**DATA UNDER STUDY**.
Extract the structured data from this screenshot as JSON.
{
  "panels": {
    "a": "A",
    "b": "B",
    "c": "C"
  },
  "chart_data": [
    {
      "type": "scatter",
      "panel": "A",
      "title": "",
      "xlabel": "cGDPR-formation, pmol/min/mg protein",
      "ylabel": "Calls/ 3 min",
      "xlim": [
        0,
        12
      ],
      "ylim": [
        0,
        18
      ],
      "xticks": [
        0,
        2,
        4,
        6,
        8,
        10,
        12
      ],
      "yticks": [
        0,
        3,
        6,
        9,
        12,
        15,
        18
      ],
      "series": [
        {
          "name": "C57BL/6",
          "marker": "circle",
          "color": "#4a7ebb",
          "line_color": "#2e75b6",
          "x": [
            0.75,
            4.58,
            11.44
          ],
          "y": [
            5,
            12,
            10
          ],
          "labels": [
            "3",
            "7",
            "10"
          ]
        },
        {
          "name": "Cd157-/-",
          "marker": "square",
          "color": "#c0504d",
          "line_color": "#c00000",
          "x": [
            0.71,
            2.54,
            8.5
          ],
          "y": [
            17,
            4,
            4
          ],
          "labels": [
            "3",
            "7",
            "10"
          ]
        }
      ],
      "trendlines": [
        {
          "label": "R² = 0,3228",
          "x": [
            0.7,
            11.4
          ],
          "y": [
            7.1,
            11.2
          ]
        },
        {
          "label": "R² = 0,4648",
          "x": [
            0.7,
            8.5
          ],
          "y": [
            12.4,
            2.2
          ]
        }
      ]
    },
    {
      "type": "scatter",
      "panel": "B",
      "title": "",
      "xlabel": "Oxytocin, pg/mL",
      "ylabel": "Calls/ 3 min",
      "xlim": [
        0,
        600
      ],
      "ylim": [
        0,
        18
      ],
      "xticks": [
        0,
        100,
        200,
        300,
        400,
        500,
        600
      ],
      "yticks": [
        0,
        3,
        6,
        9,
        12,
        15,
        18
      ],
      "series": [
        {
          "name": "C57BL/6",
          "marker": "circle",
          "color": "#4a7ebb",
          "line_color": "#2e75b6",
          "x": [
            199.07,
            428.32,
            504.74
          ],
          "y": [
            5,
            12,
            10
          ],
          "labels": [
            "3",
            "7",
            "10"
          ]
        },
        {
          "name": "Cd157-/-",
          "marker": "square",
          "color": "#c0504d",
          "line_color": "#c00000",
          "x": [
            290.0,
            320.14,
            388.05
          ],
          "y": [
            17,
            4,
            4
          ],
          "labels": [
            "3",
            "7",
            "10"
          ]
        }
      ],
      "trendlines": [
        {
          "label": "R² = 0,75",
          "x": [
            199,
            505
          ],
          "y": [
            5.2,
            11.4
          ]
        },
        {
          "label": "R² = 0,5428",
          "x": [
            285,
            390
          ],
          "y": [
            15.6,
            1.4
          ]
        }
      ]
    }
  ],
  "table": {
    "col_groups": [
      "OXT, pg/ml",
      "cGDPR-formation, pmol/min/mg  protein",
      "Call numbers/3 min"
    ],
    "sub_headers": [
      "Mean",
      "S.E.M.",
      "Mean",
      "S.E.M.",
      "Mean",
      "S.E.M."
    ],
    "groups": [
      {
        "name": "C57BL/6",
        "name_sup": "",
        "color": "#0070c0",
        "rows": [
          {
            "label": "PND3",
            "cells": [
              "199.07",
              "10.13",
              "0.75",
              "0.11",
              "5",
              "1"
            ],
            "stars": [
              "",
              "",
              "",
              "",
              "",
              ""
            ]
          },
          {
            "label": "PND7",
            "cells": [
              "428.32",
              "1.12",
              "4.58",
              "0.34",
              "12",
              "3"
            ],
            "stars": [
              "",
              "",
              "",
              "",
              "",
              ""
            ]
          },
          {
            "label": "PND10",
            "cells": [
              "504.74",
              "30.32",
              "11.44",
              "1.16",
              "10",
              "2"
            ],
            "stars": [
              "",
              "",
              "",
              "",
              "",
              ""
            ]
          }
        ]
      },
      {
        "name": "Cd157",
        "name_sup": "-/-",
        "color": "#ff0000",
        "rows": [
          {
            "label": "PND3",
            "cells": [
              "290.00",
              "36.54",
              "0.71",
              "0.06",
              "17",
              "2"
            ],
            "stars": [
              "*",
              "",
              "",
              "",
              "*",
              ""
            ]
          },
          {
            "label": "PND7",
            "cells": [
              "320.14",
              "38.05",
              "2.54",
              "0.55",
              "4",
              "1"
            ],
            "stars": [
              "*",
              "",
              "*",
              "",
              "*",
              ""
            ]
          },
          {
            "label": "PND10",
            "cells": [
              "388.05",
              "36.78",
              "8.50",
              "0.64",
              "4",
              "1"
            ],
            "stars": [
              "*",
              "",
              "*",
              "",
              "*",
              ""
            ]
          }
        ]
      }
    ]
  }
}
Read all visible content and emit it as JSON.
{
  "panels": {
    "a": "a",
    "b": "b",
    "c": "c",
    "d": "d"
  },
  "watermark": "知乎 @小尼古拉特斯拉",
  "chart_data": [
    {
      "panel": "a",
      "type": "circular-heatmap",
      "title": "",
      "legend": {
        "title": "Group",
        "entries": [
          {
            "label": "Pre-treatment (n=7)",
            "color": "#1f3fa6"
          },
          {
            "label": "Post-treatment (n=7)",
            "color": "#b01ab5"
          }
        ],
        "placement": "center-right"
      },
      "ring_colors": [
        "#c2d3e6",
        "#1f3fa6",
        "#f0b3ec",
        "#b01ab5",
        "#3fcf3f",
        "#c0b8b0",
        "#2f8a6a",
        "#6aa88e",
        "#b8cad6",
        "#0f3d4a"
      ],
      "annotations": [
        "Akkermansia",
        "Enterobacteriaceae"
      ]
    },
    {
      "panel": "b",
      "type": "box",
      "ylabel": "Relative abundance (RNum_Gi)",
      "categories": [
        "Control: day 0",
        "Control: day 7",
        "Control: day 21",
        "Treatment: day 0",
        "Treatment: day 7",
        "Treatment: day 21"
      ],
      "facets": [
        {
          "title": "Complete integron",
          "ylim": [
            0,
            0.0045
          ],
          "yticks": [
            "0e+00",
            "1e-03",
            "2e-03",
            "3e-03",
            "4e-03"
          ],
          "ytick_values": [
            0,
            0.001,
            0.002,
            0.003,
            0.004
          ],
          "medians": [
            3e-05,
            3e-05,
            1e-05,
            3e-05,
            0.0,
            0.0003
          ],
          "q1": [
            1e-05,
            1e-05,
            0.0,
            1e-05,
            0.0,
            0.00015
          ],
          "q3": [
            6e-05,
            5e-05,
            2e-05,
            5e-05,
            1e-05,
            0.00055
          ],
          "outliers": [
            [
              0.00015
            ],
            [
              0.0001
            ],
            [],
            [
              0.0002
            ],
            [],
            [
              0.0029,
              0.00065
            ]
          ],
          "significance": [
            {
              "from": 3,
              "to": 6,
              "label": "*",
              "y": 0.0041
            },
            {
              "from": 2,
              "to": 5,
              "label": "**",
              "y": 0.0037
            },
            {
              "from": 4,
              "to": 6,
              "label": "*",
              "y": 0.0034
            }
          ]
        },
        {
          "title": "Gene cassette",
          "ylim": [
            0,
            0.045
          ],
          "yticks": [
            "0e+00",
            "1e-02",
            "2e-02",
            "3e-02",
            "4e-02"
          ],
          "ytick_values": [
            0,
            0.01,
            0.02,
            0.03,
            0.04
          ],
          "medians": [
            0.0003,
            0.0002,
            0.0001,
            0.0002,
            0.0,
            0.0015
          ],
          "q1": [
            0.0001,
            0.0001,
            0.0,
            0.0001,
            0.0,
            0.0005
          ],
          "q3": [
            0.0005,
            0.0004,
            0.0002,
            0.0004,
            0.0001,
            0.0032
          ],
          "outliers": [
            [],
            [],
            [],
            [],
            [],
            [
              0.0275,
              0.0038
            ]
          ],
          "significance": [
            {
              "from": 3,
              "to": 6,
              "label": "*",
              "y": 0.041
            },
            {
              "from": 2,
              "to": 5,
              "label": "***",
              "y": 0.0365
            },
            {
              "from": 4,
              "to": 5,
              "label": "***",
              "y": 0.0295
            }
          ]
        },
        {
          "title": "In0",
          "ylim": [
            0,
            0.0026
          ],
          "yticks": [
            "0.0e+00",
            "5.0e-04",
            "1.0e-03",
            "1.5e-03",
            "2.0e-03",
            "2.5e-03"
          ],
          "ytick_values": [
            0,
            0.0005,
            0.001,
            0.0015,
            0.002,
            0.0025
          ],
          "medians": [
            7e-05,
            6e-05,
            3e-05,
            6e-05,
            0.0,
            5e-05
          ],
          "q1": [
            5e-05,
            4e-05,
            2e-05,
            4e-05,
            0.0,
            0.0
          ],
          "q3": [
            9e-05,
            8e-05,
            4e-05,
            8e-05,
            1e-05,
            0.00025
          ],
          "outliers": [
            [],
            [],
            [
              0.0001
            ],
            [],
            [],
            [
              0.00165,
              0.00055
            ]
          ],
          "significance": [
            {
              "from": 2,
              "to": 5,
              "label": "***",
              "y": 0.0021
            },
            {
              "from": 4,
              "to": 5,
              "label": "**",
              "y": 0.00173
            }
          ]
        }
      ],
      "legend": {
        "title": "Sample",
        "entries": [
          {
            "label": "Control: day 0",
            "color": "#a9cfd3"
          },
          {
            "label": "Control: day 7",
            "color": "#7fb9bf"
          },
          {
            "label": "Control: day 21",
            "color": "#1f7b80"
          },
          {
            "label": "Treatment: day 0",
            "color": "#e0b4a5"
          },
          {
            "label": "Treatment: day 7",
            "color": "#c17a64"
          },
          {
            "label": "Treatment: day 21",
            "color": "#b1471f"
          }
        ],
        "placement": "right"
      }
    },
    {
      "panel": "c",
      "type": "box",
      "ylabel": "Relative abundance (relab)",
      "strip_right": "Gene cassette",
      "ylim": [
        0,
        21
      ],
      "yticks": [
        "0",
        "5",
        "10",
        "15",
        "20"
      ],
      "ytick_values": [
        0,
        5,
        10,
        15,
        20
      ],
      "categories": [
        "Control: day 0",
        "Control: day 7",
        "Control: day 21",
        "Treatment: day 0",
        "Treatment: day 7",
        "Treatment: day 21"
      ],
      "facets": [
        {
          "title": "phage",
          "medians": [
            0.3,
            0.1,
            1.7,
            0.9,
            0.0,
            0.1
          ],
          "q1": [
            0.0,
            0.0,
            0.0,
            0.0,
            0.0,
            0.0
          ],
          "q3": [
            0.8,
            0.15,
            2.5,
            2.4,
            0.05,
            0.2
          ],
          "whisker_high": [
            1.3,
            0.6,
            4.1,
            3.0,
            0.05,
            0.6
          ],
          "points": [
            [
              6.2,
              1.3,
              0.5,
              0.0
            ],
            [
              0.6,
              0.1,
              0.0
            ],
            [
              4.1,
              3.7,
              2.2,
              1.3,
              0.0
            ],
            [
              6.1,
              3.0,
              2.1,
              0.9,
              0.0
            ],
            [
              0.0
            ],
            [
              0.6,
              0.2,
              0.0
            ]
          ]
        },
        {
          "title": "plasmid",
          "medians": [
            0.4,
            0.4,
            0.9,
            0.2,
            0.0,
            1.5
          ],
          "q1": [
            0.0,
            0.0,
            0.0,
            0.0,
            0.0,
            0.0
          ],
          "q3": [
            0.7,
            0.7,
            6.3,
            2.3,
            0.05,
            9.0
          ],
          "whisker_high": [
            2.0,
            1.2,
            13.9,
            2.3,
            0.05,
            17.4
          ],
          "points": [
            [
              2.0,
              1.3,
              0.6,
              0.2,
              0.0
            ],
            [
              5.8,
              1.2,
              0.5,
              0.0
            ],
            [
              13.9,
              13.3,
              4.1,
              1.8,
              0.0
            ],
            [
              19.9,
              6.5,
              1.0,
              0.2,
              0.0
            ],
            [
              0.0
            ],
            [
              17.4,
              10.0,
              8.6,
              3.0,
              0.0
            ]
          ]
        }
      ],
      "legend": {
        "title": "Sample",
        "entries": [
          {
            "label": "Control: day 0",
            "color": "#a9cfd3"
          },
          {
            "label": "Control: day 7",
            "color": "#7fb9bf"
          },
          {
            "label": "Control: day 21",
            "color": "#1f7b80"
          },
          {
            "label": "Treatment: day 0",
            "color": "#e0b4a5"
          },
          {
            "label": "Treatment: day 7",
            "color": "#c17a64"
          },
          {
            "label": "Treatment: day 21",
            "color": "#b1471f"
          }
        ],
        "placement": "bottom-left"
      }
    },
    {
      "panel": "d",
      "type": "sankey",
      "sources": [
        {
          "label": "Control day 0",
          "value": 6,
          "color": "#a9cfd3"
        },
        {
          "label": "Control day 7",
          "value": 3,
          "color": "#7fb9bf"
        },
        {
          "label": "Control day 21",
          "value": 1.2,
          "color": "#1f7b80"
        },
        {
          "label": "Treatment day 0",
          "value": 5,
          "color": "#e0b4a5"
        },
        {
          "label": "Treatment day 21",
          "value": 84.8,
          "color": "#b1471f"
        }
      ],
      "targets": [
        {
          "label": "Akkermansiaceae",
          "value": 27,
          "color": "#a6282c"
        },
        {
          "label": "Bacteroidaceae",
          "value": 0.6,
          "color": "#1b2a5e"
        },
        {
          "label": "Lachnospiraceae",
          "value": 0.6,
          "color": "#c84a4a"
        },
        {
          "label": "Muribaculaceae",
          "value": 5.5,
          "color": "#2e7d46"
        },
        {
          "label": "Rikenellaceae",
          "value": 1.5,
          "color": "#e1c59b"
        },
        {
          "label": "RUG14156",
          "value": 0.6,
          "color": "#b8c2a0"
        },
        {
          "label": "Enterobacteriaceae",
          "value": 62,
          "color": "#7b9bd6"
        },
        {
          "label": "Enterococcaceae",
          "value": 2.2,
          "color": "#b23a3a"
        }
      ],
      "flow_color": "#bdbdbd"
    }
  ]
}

**INSTRUCTIONS TO FOLLOW**. Pull each line containing "Gene" from the records.

**FINISHED EXERCISE**.
          "title": "Gene cassette",
      "strip_right": "Gene cassette",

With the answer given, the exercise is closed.